What is required: Once the pictures are set aside, transcribe the remaining data exactly.

Input rows:

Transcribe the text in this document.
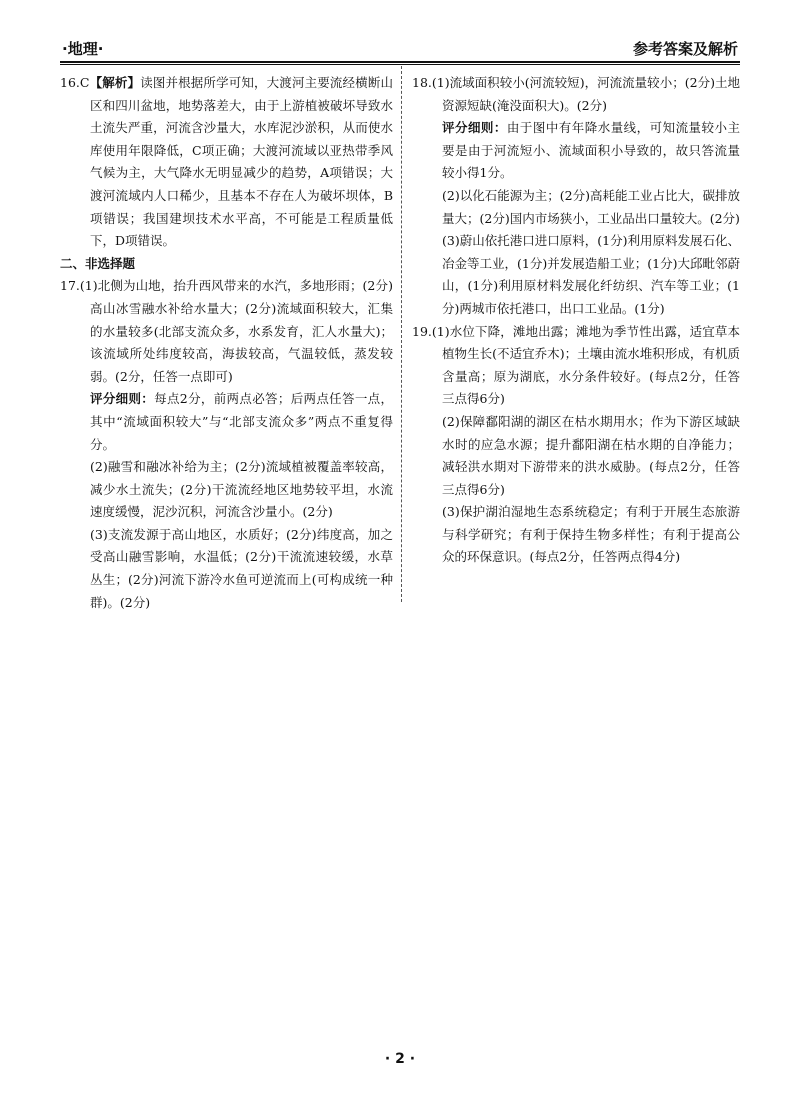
·地理·	参考答案及解析

16.C【解析】读图并根据所学可知，大渡河主要流经横断山区和四川盆地，地势落差大，由于上游植被破坏导致水土流失严重，河流含沙量大，水库泥沙淤积，从而使水库使用年限降低，C项正确；大渡河流域以亚热带季风气候为主，大气降水无明显减少的趋势，A项错误；大渡河流域内人口稀少，且基本不存在人为破坏坝体，B项错误；我国建坝技术水平高，不可能是工程质量低下，D项错误。

二、非选择题

17.(1)北侧为山地，抬升西风带来的水汽，多地形雨；(2分)高山冰雪融水补给水量大；(2分)流域面积较大，汇集的水量较多(北部支流众多，水系发育，汇人水量大)；该流域所处纬度较高，海拔较高，气温较低，蒸发较弱。(2分，任答一点即可)

评分细则：每点2分，前两点必答；后两点任答一点，其中“流域面积较大”与“北部支流众多”两点不重复得分。

(2)融雪和融冰补给为主；(2分)流域植被覆盖率较高，减少水土流失；(2分)干流流经地区地势较平坦，水流速度缓慢，泥沙沉积，河流含沙量小。(2分)

(3)支流发源于高山地区，水质好；(2分)纬度高，加之受高山融雪影响，水温低；(2分)干流流速较缓，水草丛生；(2分)河流下游冷水鱼可逆流而上(可构成统一种群)。(2分)

18.(1)流域面积较小(河流较短)，河流流量较小；(2分)土地资源短缺(淹没面积大)。(2分)

评分细则：由于图中有年降水量线，可知流量较小主要是由于河流短小、流域面积小导致的，故只答流量较小得1分。

(2)以化石能源为主；(2分)高耗能工业占比大，碳排放量大；(2分)国内市场狭小，工业品出口量较大。(2分)

(3)蔚山依托港口进口原料，(1分)利用原料发展石化、冶金等工业，(1分)并发展造船工业；(1分)大邱毗邻蔚山，(1分)利用原材料发展化纤纺织、汽车等工业；(1分)两城市依托港口，出口工业品。(1分)

19.(1)水位下降，滩地出露；滩地为季节性出露，适宜草本植物生长(不适宜乔木)；土壤由流水堆积形成，有机质含量高；原为湖底，水分条件较好。(每点2分，任答三点得6分)

(2)保障鄱阳湖的湖区在枯水期用水；作为下游区域缺水时的应急水源；提升鄱阳湖在枯水期的自净能力；减轻洪水期对下游带来的洪水威胁。(每点2分，任答三点得6分)

(3)保护湖泊湿地生态系统稳定；有利于开展生态旅游与科学研究；有利于保持生物多样性；有利于提高公众的环保意识。(每点2分，任答两点得4分)

· 2 ·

Expected output:
Transcribe the text in this document.
·地理·	参考答案及解析

16.C【解析】读图并根据所学可知，大渡河主要流经横断山区和四川盆地，地势落差大，由于上游植被破坏导致水土流失严重，河流含沙量大，水库泥沙淤积，从而使水库使用年限降低，C项正确；大渡河流域以亚热带季风气候为主，大气降水无明显减少的趋势，A项错误；大渡河流域内人口稀少，且基本不存在人为破坏坝体，B项错误；我国建坝技术水平高，不可能是工程质量低下，D项错误。

二、非选择题

17.(1)北侧为山地，抬升西风带来的水汽，多地形雨；(2分)高山冰雪融水补给水量大；(2分)流域面积较大，汇集的水量较多(北部支流众多，水系发育，汇人水量大)；该流域所处纬度较高，海拔较高，气温较低，蒸发较弱。(2分，任答一点即可)

评分细则：每点2分，前两点必答；后两点任答一点，其中“流域面积较大”与“北部支流众多”两点不重复得分。

(2)融雪和融冰补给为主；(2分)流域植被覆盖率较高，减少水土流失；(2分)干流流经地区地势较平坦，水流速度缓慢，泥沙沉积，河流含沙量小。(2分)

(3)支流发源于高山地区，水质好；(2分)纬度高，加之受高山融雪影响，水温低；(2分)干流流速较缓，水草丛生；(2分)河流下游冷水鱼可逆流而上(可构成统一种群)。(2分)

18.(1)流域面积较小(河流较短)，河流流量较小；(2分)土地资源短缺(淹没面积大)。(2分)

评分细则：由于图中有年降水量线，可知流量较小主要是由于河流短小、流域面积小导致的，故只答流量较小得1分。

(2)以化石能源为主；(2分)高耗能工业占比大，碳排放量大；(2分)国内市场狭小，工业品出口量较大。(2分)

(3)蔚山依托港口进口原料，(1分)利用原料发展石化、冶金等工业，(1分)并发展造船工业；(1分)大邱毗邻蔚山，(1分)利用原材料发展化纤纺织、汽车等工业；(1分)两城市依托港口，出口工业品。(1分)

19.(1)水位下降，滩地出露；滩地为季节性出露，适宜草本植物生长(不适宜乔木)；土壤由流水堆积形成，有机质含量高；原为湖底，水分条件较好。(每点2分，任答三点得6分)

(2)保障鄱阳湖的湖区在枯水期用水；作为下游区域缺水时的应急水源；提升鄱阳湖在枯水期的自净能力；减轻洪水期对下游带来的洪水威胁。(每点2分，任答三点得6分)

(3)保护湖泊湿地生态系统稳定；有利于开展生态旅游与科学研究；有利于保持生物多样性；有利于提高公众的环保意识。(每点2分，任答两点得4分)

· 2 ·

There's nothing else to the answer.